# TASK PROMPT:
Out of the lines below, please list those that hold the string "ramach".

[Data listing]

_ _ _ _ _ _ _

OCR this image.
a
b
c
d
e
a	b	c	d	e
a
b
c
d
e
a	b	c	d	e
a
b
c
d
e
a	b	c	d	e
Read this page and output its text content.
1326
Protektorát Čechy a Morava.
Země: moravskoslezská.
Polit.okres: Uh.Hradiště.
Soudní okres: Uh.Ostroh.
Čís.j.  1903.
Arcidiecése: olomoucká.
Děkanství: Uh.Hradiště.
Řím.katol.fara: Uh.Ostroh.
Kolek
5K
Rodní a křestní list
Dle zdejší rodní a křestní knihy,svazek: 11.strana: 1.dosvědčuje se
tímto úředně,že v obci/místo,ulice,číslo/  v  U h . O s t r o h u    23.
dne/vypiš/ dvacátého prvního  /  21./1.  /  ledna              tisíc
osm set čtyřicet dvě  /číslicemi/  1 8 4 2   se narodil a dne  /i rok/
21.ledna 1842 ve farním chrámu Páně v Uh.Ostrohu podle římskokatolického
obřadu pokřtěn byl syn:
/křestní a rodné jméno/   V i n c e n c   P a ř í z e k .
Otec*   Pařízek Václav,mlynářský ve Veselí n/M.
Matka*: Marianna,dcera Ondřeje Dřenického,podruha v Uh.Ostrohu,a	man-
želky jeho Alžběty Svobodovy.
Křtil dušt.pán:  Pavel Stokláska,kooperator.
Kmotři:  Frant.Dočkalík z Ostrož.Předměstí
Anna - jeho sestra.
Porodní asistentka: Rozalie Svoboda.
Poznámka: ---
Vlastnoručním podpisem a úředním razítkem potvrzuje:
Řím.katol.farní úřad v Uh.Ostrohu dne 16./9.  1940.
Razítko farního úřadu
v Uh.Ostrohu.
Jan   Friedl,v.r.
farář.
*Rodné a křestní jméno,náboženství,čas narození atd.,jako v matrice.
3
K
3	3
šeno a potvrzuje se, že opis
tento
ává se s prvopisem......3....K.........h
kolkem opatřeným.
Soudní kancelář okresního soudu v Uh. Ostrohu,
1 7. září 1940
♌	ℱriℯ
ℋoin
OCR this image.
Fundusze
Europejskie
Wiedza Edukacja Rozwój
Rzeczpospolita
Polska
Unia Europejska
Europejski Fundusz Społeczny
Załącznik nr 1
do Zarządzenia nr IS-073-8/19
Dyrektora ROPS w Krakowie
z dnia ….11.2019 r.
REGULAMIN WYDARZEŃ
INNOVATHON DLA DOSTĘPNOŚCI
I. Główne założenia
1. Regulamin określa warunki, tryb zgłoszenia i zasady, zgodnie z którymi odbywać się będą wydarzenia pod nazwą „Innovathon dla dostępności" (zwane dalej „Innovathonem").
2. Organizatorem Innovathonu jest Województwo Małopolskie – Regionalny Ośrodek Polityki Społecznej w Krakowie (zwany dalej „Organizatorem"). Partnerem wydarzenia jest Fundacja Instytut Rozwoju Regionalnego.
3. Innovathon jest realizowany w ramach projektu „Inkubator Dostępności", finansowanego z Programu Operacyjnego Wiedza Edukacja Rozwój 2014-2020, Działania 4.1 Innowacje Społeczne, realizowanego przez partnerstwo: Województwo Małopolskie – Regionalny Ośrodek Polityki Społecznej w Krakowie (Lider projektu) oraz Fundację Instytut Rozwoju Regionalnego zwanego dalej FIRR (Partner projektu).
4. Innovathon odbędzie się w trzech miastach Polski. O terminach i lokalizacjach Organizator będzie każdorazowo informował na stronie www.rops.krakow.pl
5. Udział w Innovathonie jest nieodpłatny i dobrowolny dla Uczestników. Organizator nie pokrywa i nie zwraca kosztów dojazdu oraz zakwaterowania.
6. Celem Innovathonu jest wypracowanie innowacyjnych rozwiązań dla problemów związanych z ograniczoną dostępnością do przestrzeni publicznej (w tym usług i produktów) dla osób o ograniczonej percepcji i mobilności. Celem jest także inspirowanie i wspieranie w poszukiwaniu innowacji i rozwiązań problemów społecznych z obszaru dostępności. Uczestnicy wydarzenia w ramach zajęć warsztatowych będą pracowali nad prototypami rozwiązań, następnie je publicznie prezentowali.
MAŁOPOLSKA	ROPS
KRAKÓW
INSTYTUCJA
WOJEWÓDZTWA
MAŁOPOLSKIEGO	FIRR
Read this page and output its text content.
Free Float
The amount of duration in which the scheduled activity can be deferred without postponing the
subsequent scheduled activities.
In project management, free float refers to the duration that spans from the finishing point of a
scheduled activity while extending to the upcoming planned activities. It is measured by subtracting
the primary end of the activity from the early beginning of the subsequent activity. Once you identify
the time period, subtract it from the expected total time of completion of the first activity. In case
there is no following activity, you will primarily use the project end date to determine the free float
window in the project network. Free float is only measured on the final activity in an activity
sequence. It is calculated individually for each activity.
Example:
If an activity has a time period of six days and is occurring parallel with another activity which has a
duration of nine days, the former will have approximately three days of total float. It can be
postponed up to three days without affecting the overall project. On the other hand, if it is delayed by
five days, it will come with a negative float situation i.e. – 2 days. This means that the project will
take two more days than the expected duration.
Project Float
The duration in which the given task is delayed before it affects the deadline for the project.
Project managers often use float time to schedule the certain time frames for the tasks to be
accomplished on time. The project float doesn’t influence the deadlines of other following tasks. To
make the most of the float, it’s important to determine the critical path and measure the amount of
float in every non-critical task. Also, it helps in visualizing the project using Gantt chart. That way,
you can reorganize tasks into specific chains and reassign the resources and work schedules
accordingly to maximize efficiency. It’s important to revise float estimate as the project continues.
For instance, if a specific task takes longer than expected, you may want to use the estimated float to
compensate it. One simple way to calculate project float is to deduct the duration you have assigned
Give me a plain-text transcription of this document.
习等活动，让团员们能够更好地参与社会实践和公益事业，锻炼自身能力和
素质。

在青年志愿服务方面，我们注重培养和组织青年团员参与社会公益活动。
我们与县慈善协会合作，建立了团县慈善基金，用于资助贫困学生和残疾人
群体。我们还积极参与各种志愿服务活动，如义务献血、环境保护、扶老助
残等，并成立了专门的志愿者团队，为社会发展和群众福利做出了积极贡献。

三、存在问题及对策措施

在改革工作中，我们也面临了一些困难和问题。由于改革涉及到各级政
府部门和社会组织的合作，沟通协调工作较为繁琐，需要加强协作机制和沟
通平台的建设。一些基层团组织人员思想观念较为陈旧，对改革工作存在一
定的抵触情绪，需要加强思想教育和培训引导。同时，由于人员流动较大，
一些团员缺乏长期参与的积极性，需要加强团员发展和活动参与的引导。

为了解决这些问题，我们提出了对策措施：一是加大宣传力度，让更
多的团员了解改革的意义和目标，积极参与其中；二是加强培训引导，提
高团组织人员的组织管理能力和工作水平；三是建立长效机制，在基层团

_ _ _ _ _ _ _

# TASK ANSWER:
3. Innovathon jest realizowany w ramach projektu „Inkubator Dostępności", finansowanego z Programu Operacyjnego Wiedza Edukacja Rozwój 2014-2020, Działania 4.1 Innowacje Społeczne, realizowanego przez partnerstwo: Województwo Małopolskie – Regionalny Ośrodek Polityki Społecznej w Krakowie (Lider projektu) oraz Fundację Instytut Rozwoju Regionalnego zwanego dalej FIRR (Partner projektu).
6. Celem Innovathonu jest wypracowanie innowacyjnych rozwiązań dla problemów związanych z ograniczoną dostępnością do przestrzeni publicznej (w tym usług i produktów) dla osób o ograniczonej percepcji i mobilności. Celem jest także inspirowanie i wspieranie w poszukiwaniu innowacji i rozwiązań problemów społecznych z obszaru dostępności. Uczestnicy wydarzenia w ramach zajęć warsztatowych będą pracowali nad prototypami rozwiązań, następnie je publicznie prezentowali.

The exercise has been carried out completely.